start
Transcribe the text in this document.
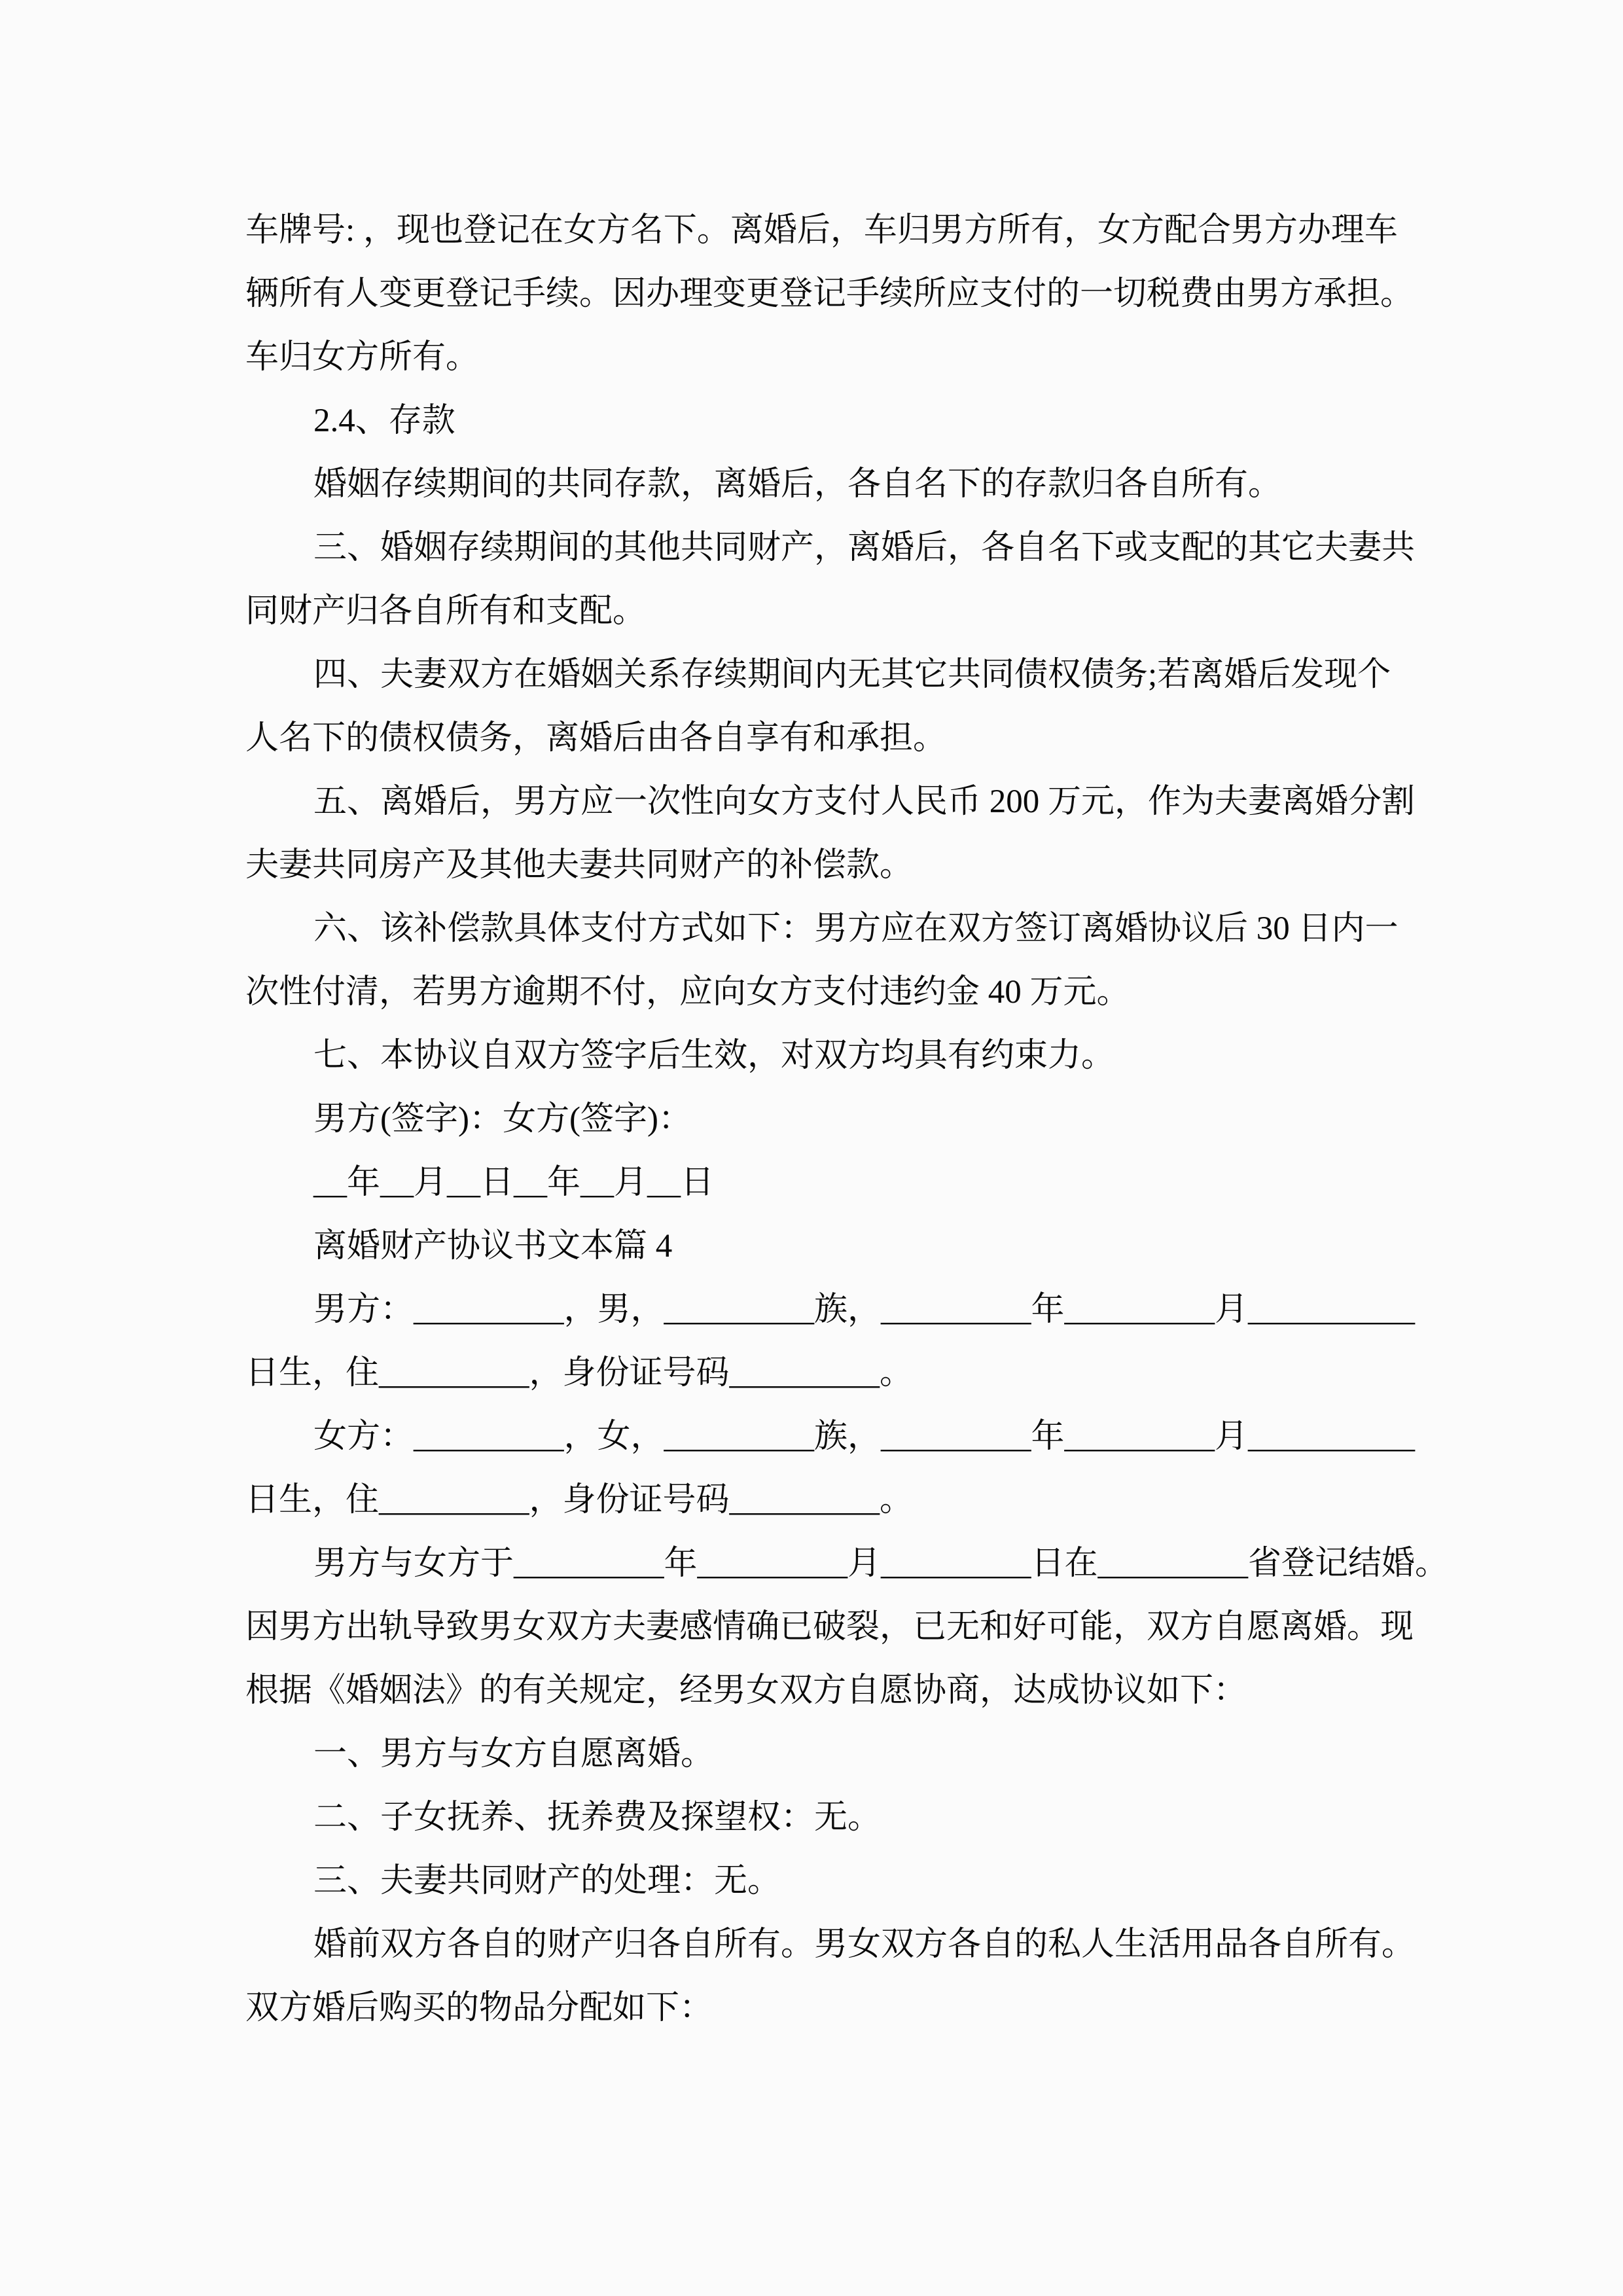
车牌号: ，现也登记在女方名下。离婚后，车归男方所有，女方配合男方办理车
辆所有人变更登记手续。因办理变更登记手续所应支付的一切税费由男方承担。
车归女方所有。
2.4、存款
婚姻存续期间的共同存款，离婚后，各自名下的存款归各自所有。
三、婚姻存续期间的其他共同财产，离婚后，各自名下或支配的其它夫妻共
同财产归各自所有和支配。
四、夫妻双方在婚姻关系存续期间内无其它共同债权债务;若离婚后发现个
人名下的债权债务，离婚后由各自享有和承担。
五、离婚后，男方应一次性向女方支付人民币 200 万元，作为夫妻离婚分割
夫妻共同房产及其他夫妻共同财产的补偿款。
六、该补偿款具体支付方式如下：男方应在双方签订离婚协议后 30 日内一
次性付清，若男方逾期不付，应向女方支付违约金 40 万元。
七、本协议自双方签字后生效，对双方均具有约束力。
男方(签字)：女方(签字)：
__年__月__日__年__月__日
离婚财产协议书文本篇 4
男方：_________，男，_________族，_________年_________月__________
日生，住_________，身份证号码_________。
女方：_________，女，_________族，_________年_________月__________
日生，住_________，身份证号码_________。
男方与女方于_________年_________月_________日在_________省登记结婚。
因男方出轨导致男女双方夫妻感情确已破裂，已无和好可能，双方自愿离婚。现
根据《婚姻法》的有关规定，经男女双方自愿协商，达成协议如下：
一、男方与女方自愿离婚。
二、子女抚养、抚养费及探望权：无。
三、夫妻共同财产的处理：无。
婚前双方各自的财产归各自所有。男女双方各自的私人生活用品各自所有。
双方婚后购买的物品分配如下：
end
Output the full set of records above without changing a word, and drop the images.

Transcribe the text in this document.
车牌号: ，现也登记在女方名下。离婚后，车归男方所有，女方配合男方办理车
辆所有人变更登记手续。因办理变更登记手续所应支付的一切税费由男方承担。
车归女方所有。
2.4、存款
婚姻存续期间的共同存款，离婚后，各自名下的存款归各自所有。
三、婚姻存续期间的其他共同财产，离婚后，各自名下或支配的其它夫妻共
同财产归各自所有和支配。
四、夫妻双方在婚姻关系存续期间内无其它共同债权债务;若离婚后发现个
人名下的债权债务，离婚后由各自享有和承担。
五、离婚后，男方应一次性向女方支付人民币 200 万元，作为夫妻离婚分割
夫妻共同房产及其他夫妻共同财产的补偿款。
六、该补偿款具体支付方式如下：男方应在双方签订离婚协议后 30 日内一
次性付清，若男方逾期不付，应向女方支付违约金 40 万元。
七、本协议自双方签字后生效，对双方均具有约束力。
男方(签字)：女方(签字)：
__年__月__日__年__月__日
离婚财产协议书文本篇 4
男方：_________，男，_________族，_________年_________月__________
日生，住_________，身份证号码_________。
女方：_________，女，_________族，_________年_________月__________
日生，住_________，身份证号码_________。
男方与女方于_________年_________月_________日在_________省登记结婚。
因男方出轨导致男女双方夫妻感情确已破裂，已无和好可能，双方自愿离婚。现
根据《婚姻法》的有关规定，经男女双方自愿协商，达成协议如下：
一、男方与女方自愿离婚。
二、子女抚养、抚养费及探望权：无。
三、夫妻共同财产的处理：无。
婚前双方各自的财产归各自所有。男女双方各自的私人生活用品各自所有。
双方婚后购买的物品分配如下：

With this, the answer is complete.